#### [Work request]
Transcribe the chemotherapy forum posts from "glad that your" up to and including "be found !!".

#### [Text]
================


  • There’s only so much cleaning you can do! I’m always busy and have things to keep me occupied but the thought of being isolated for such a prolonged period is a daunting prospect!

    glad that your treatment is going well I will keep fingers crossed that it continues xx

  • Fingers x for you also,we will all have a sparkling show house for Xmas like you say I have never cleaned so much lol.xx

  • There’s always a positive to be found !! 

  • I say to myself you cant control your feelings but you can try to control your thoughts and behaviours. Having steroids after chemo day did make me active but I kept doing housework and then sitting down for very short periods because you should not over do it. I think I begin to feel isolated when my neighbour moved out and I got negatives thoughts when I began to have problems with my pic line. These two things together affected me mentally, I was fine until then.

  • Hi Kfletch, sorry to hear of your diagnosis. It is so difficult not to google things. I know from past experience when I was going through my treatment. I understand why your consultant has said not to attend work. The risk of infection is so much greater whilst you are going through chemo as it destroys your white blood cells that help you fight infection. Chemo affects everyone differently. I had 8 cycles of EC-T too. I had EC first, that did wipe me out for a few days and then I would perk back up again nearer the next cycle. I found the Docetaxel a lot easier. As my job involved sitting in an open plan office with 3 others I did go back to work after my 3rd cycle but I took it very easy. My risk of infection there was a lot lower as it is a different environment. To help feel less isolated, you could ask friends to pop in for a coffee, go and visit a Macmillan or Maggies centre where you can chat with the volunteers and others that are also in a similar situation, maybe you could take your son with you depending on how he is and if its something he is able to do (sorry I don't know much about autism.)  They also have lots of classes you can do which can be online or at the centres. Does your son have time away from you at school, clubs etc ? That's a good time to do some things you enjoy. Even just going for a walk helps. I used to go sit in Costa to chill. Chatting on hear is always good there is an awake club that people use when they are awake in the middle of the night. How about chatting with family on the phone or over what's app/zoom. I have made friends with a group and we message each other a lot which is great.

================

#### [Excerpted records]

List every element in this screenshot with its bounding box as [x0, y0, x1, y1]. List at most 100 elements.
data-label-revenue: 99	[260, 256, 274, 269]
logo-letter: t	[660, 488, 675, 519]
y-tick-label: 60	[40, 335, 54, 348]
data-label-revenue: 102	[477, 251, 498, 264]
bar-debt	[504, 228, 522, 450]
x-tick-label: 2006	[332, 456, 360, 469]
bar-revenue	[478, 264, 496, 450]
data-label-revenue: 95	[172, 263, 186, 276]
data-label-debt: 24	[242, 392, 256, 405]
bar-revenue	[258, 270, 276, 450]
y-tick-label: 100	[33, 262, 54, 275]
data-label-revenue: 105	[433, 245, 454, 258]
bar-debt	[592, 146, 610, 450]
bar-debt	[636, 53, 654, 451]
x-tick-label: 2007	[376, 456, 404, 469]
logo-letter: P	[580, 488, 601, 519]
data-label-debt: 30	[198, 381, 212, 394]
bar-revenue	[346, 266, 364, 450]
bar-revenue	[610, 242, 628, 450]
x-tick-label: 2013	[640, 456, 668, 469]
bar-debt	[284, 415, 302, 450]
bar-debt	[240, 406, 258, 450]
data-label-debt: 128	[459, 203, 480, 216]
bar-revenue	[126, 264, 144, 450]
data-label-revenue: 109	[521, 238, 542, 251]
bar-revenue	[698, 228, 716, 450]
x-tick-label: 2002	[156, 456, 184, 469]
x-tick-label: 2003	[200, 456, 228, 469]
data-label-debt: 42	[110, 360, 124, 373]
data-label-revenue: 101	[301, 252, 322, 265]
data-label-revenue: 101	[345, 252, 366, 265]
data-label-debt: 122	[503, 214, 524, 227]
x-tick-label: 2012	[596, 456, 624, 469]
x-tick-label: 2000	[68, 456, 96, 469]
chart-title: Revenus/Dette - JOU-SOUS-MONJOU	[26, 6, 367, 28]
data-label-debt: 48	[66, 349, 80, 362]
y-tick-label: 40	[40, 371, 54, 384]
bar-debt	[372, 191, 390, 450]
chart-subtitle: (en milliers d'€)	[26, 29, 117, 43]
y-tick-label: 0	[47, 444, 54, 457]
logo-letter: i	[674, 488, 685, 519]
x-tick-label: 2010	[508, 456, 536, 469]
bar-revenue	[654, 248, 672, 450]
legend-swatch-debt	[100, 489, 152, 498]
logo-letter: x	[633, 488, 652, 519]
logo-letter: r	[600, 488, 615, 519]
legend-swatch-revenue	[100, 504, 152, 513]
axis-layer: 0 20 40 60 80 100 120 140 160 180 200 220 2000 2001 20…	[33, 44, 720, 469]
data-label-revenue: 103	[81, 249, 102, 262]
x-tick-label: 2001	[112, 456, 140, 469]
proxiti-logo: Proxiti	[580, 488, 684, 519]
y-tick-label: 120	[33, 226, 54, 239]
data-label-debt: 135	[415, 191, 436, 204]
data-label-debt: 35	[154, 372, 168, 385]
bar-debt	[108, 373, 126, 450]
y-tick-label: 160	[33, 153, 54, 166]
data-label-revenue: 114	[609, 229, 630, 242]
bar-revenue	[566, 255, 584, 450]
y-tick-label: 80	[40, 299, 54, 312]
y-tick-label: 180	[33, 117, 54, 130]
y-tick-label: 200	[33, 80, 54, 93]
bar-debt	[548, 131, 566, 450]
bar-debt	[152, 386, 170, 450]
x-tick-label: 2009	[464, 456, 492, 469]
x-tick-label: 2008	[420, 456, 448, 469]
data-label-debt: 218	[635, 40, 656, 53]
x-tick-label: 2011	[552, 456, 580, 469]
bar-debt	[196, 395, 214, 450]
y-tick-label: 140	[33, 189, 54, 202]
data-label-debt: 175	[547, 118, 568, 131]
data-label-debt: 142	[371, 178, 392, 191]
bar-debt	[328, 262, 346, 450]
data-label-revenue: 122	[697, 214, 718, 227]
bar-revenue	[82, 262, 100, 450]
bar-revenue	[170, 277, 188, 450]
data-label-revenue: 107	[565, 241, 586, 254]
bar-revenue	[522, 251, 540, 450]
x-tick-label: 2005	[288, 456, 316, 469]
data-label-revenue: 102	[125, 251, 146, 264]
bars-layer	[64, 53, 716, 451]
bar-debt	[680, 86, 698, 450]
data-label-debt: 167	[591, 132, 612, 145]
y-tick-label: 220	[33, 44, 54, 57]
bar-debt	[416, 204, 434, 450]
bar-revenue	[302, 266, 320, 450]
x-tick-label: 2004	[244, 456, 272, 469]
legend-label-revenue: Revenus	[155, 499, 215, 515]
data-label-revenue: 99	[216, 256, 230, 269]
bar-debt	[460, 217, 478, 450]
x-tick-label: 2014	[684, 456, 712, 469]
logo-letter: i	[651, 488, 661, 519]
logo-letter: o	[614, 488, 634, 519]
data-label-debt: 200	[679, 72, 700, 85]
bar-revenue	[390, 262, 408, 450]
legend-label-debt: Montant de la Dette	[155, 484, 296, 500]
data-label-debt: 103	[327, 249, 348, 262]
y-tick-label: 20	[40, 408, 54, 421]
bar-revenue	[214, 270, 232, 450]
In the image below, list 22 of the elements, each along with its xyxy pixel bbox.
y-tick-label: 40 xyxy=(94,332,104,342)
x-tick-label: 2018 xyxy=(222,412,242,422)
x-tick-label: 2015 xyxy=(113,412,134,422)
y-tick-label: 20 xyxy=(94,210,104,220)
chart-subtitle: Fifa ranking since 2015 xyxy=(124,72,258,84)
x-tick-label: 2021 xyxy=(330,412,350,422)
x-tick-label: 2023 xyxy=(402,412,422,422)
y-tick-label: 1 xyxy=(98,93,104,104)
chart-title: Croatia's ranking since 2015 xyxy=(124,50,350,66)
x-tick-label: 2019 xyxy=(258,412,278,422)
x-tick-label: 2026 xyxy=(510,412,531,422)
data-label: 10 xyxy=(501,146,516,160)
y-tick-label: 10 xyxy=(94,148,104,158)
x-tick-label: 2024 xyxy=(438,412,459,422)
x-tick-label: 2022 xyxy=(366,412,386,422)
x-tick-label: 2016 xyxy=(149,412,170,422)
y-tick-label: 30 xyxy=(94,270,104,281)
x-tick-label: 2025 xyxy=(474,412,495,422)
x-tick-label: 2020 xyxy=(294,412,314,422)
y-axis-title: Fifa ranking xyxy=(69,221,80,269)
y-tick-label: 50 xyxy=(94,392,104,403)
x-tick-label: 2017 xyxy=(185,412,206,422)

================

#### [Written response]
glad that your treatment is going well I will keep fingers crossed that it continues xx

  • Fingers x for you also,we will all have a sparkling show house for Xmas like you say I have never cleaned so much lol.xx

  • There’s always a positive to be found !!